Your task is to give the listing below back word for word, pictures excluded.
:: Records provided ::
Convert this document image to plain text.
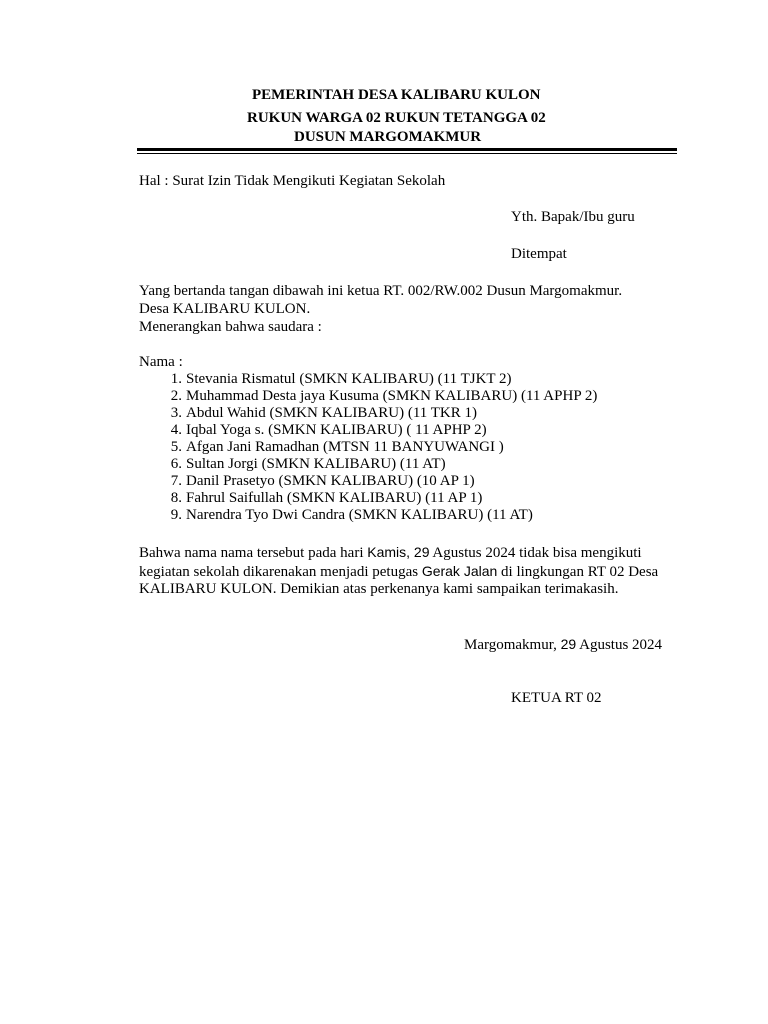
PEMERINTAH DESA KALIBARU KULON
RUKUN WARGA 02 RUKUN TETANGGA 02
DUSUN MARGOMAKMUR
Hal : Surat Izin Tidak Mengikuti Kegiatan Sekolah
Yth. Bapak/Ibu guru
Ditempat
Yang bertanda tangan dibawah ini ketua RT. 002/RW.002 Dusun Margomakmur.
Desa KALIBARU KULON.
Menerangkan bahwa saudara :
Nama :
1. Stevania Rismatul (SMKN KALIBARU) (11 TJKT 2)
2. Muhammad Desta jaya Kusuma (SMKN KALIBARU) (11 APHP 2)
3. Abdul Wahid (SMKN KALIBARU) (11 TKR 1)
4. Iqbal Yoga s. (SMKN KALIBARU) ( 11 APHP 2)
5. Afgan Jani Ramadhan (MTSN 11 BANYUWANGI )
6. Sultan Jorgi (SMKN KALIBARU) (11 AT)
7. Danil Prasetyo (SMKN KALIBARU) (10 AP 1)
8. Fahrul Saifullah (SMKN KALIBARU) (11 AP 1)
9. Narendra Tyo Dwi Candra (SMKN KALIBARU) (11 AT)
Bahwa nama nama tersebut pada hari Kamis, 29 Agustus 2024 tidak bisa mengikuti
kegiatan sekolah dikarenakan menjadi petugas Gerak Jalan di lingkungan RT 02 Desa
KALIBARU KULON. Demikian atas perkenanya kami sampaikan terimakasih.
Margomakmur, 29 Agustus 2024
KETUA RT 02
:::
◆ **Exercise response**
Convert this document image to plain text.
PEMERINTAH DESA KALIBARU KULON
RUKUN WARGA 02 RUKUN TETANGGA 02
DUSUN MARGOMAKMUR
Hal : Surat Izin Tidak Mengikuti Kegiatan Sekolah
Yth. Bapak/Ibu guru
Ditempat
Yang bertanda tangan dibawah ini ketua RT. 002/RW.002 Dusun Margomakmur.
Desa KALIBARU KULON.
Menerangkan bahwa saudara :
Nama :
1. Stevania Rismatul (SMKN KALIBARU) (11 TJKT 2)
2. Muhammad Desta jaya Kusuma (SMKN KALIBARU) (11 APHP 2)
3. Abdul Wahid (SMKN KALIBARU) (11 TKR 1)
4. Iqbal Yoga s. (SMKN KALIBARU) ( 11 APHP 2)
5. Afgan Jani Ramadhan (MTSN 11 BANYUWANGI )
6. Sultan Jorgi (SMKN KALIBARU) (11 AT)
7. Danil Prasetyo (SMKN KALIBARU) (10 AP 1)
8. Fahrul Saifullah (SMKN KALIBARU) (11 AP 1)
9. Narendra Tyo Dwi Candra (SMKN KALIBARU) (11 AT)
Bahwa nama nama tersebut pada hari Kamis, 29 Agustus 2024 tidak bisa mengikuti
kegiatan sekolah dikarenakan menjadi petugas Gerak Jalan di lingkungan RT 02 Desa
KALIBARU KULON. Demikian atas perkenanya kami sampaikan terimakasih.
Margomakmur, 29 Agustus 2024
KETUA RT 02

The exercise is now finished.